## The exercise
Repeat the lines that follow, leaving nothing out.

start Dataset records

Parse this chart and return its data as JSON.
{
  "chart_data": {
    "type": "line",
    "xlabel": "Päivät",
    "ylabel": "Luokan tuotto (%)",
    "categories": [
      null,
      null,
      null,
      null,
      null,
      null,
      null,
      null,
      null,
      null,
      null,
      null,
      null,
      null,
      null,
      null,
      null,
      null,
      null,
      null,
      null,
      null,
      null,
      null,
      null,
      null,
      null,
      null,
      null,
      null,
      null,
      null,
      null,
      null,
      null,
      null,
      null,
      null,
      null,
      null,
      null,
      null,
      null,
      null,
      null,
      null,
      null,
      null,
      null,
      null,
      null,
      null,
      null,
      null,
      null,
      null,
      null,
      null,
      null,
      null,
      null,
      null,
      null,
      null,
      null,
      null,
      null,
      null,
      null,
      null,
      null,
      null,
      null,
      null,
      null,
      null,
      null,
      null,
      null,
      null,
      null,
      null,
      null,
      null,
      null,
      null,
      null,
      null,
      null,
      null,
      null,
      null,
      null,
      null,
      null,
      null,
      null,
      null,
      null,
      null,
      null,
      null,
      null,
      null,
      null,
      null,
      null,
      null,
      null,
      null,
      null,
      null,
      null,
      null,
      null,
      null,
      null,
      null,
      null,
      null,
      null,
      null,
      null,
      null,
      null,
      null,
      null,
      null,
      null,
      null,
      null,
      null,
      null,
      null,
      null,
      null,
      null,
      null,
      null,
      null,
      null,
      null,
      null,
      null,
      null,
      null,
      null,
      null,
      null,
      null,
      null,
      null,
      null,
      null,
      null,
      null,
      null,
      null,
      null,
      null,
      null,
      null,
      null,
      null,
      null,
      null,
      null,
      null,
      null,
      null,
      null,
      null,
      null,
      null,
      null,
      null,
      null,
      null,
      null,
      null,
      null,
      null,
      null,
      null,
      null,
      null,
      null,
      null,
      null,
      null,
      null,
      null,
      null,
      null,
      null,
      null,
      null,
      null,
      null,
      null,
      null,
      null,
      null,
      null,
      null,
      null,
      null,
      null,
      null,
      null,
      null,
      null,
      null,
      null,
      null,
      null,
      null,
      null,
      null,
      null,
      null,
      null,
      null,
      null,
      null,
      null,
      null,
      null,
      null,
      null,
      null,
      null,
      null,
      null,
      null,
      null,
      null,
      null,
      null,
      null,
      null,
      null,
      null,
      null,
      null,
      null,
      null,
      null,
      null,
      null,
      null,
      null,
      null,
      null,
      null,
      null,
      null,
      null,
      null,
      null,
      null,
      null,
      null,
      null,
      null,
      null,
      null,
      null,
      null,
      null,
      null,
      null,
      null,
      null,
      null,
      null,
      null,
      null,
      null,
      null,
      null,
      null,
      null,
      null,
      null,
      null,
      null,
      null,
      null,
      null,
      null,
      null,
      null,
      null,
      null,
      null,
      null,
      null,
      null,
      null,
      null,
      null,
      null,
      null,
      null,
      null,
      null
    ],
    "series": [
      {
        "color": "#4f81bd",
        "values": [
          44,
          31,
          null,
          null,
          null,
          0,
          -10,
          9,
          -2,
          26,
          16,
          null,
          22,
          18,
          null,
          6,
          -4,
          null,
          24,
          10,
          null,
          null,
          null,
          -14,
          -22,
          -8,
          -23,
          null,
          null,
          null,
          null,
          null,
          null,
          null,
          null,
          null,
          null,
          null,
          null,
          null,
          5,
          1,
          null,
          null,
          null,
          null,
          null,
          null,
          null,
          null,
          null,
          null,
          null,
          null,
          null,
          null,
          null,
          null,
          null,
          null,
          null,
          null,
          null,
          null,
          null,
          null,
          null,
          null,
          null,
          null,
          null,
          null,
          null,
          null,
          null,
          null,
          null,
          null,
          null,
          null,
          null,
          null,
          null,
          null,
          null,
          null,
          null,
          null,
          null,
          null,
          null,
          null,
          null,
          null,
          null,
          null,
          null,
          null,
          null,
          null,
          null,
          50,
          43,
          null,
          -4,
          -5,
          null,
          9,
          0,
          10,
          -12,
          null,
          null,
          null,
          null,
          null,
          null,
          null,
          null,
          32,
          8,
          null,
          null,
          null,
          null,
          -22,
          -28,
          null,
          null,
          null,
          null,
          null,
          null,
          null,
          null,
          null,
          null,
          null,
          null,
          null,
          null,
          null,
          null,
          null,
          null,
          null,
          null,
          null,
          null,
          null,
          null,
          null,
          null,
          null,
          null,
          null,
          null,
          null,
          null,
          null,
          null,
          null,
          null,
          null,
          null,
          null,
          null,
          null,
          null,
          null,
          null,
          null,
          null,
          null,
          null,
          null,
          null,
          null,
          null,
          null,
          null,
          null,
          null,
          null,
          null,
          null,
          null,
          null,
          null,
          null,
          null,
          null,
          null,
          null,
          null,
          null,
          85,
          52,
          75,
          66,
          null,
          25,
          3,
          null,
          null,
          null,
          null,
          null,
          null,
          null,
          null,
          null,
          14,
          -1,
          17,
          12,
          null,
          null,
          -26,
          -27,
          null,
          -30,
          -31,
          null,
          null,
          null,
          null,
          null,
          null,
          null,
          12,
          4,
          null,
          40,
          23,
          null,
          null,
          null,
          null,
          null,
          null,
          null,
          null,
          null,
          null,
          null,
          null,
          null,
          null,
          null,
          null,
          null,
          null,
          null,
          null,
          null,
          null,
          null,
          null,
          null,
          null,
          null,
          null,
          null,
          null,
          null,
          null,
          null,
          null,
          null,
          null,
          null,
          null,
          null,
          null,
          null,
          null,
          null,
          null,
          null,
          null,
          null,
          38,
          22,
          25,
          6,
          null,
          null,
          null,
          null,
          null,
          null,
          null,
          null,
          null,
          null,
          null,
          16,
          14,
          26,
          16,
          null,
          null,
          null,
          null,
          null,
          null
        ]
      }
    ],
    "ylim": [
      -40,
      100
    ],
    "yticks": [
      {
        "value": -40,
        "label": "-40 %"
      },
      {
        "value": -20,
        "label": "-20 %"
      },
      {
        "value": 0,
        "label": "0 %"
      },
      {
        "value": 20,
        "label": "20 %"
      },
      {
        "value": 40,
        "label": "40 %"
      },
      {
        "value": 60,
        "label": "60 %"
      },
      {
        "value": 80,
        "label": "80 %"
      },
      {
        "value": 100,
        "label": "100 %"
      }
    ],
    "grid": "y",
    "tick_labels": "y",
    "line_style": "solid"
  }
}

end Dataset records

## Task solution
Parse this chart and return its data as JSON.
{
  "chart_data": {
    "type": "line",
    "xlabel": "Päivät",
    "ylabel": "Luokan tuotto (%)",
    "categories": [
      null,
      null,
      null,
      null,
      null,
      null,
      null,
      null,
      null,
      null,
      null,
      null,
      null,
      null,
      null,
      null,
      null,
      null,
      null,
      null,
      null,
      null,
      null,
      null,
      null,
      null,
      null,
      null,
      null,
      null,
      null,
      null,
      null,
      null,
      null,
      null,
      null,
      null,
      null,
      null,
      null,
      null,
      null,
      null,
      null,
      null,
      null,
      null,
      null,
      null,
      null,
      null,
      null,
      null,
      null,
      null,
      null,
      null,
      null,
      null,
      null,
      null,
      null,
      null,
      null,
      null,
      null,
      null,
      null,
      null,
      null,
      null,
      null,
      null,
      null,
      null,
      null,
      null,
      null,
      null,
      null,
      null,
      null,
      null,
      null,
      null,
      null,
      null,
      null,
      null,
      null,
      null,
      null,
      null,
      null,
      null,
      null,
      null,
      null,
      null,
      null,
      null,
      null,
      null,
      null,
      null,
      null,
      null,
      null,
      null,
      null,
      null,
      null,
      null,
      null,
      null,
      null,
      null,
      null,
      null,
      null,
      null,
      null,
      null,
      null,
      null,
      null,
      null,
      null,
      null,
      null,
      null,
      null,
      null,
      null,
      null,
      null,
      null,
      null,
      null,
      null,
      null,
      null,
      null,
      null,
      null,
      null,
      null,
      null,
      null,
      null,
      null,
      null,
      null,
      null,
      null,
      null,
      null,
      null,
      null,
      null,
      null,
      null,
      null,
      null,
      null,
      null,
      null,
      null,
      null,
      null,
      null,
      null,
      null,
      null,
      null,
      null,
      null,
      null,
      null,
      null,
      null,
      null,
      null,
      null,
      null,
      null,
      null,
      null,
      null,
      null,
      null,
      null,
      null,
      null,
      null,
      null,
      null,
      null,
      null,
      null,
      null,
      null,
      null,
      null,
      null,
      null,
      null,
      null,
      null,
      null,
      null,
      null,
      null,
      null,
      null,
      null,
      null,
      null,
      null,
      null,
      null,
      null,
      null,
      null,
      null,
      null,
      null,
      null,
      null,
      null,
      null,
      null,
      null,
      null,
      null,
      null,
      null,
      null,
      null,
      null,
      null,
      null,
      null,
      null,
      null,
      null,
      null,
      null,
      null,
      null,
      null,
      null,
      null,
      null,
      null,
      null,
      null,
      null,
      null,
      null,
      null,
      null,
      null,
      null,
      null,
      null,
      null,
      null,
      null,
      null,
      null,
      null,
      null,
      null,
      null,
      null,
      null,
      null,
      null,
      null,
      null,
      null,
      null,
      null,
      null,
      null,
      null,
      null,
      null,
      null,
      null,
      null,
      null,
      null,
      null,
      null,
      null,
      null,
      null,
      null,
      null,
      null,
      null,
      null,
      null,
      null
    ],
    "series": [
      {
        "color": "#4f81bd",
        "values": [
          44,
          31,
          null,
          null,
          null,
          0,
          -10,
          9,
          -2,
          26,
          16,
          null,
          22,
          18,
          null,
          6,
          -4,
          null,
          24,
          10,
          null,
          null,
          null,
          -14,
          -22,
          -8,
          -23,
          null,
          null,
          null,
          null,
          null,
          null,
          null,
          null,
          null,
          null,
          null,
          null,
          null,
          5,
          1,
          null,
          null,
          null,
          null,
          null,
          null,
          null,
          null,
          null,
          null,
          null,
          null,
          null,
          null,
          null,
          null,
          null,
          null,
          null,
          null,
          null,
          null,
          null,
          null,
          null,
          null,
          null,
          null,
          null,
          null,
          null,
          null,
          null,
          null,
          null,
          null,
          null,
          null,
          null,
          null,
          null,
          null,
          null,
          null,
          null,
          null,
          null,
          null,
          null,
          null,
          null,
          null,
          null,
          null,
          null,
          null,
          null,
          null,
          null,
          50,
          43,
          null,
          -4,
          -5,
          null,
          9,
          0,
          10,
          -12,
          null,
          null,
          null,
          null,
          null,
          null,
          null,
          null,
          32,
          8,
          null,
          null,
          null,
          null,
          -22,
          -28,
          null,
          null,
          null,
          null,
          null,
          null,
          null,
          null,
          null,
          null,
          null,
          null,
          null,
          null,
          null,
          null,
          null,
          null,
          null,
          null,
          null,
          null,
          null,
          null,
          null,
          null,
          null,
          null,
          null,
          null,
          null,
          null,
          null,
          null,
          null,
          null,
          null,
          null,
          null,
          null,
          null,
          null,
          null,
          null,
          null,
          null,
          null,
          null,
          null,
          null,
          null,
          null,
          null,
          null,
          null,
          null,
          null,
          null,
          null,
          null,
          null,
          null,
          null,
          null,
          null,
          null,
          null,
          null,
          null,
          85,
          52,
          75,
          66,
          null,
          25,
          3,
          null,
          null,
          null,
          null,
          null,
          null,
          null,
          null,
          null,
          14,
          -1,
          17,
          12,
          null,
          null,
          -26,
          -27,
          null,
          -30,
          -31,
          null,
          null,
          null,
          null,
          null,
          null,
          null,
          12,
          4,
          null,
          40,
          23,
          null,
          null,
          null,
          null,
          null,
          null,
          null,
          null,
          null,
          null,
          null,
          null,
          null,
          null,
          null,
          null,
          null,
          null,
          null,
          null,
          null,
          null,
          null,
          null,
          null,
          null,
          null,
          null,
          null,
          null,
          null,
          null,
          null,
          null,
          null,
          null,
          null,
          null,
          null,
          null,
          null,
          null,
          null,
          null,
          null,
          null,
          null,
          38,
          22,
          25,
          6,
          null,
          null,
          null,
          null,
          null,
          null,
          null,
          null,
          null,
          null,
          null,
          16,
          14,
          26,
          16,
          null,
          null,
          null,
          null,
          null,
          null
        ]
      }
    ],
    "ylim": [
      -40,
      100
    ],
    "yticks": [
      {
        "value": -40,
        "label": "-40 %"
      },
      {
        "value": -20,
        "label": "-20 %"
      },
      {
        "value": 0,
        "label": "0 %"
      },
      {
        "value": 20,
        "label": "20 %"
      },
      {
        "value": 40,
        "label": "40 %"
      },
      {
        "value": 60,
        "label": "60 %"
      },
      {
        "value": 80,
        "label": "80 %"
      },
      {
        "value": 100,
        "label": "100 %"
      }
    ],
    "grid": "y",
    "tick_labels": "y",
    "line_style": "solid"
  }
}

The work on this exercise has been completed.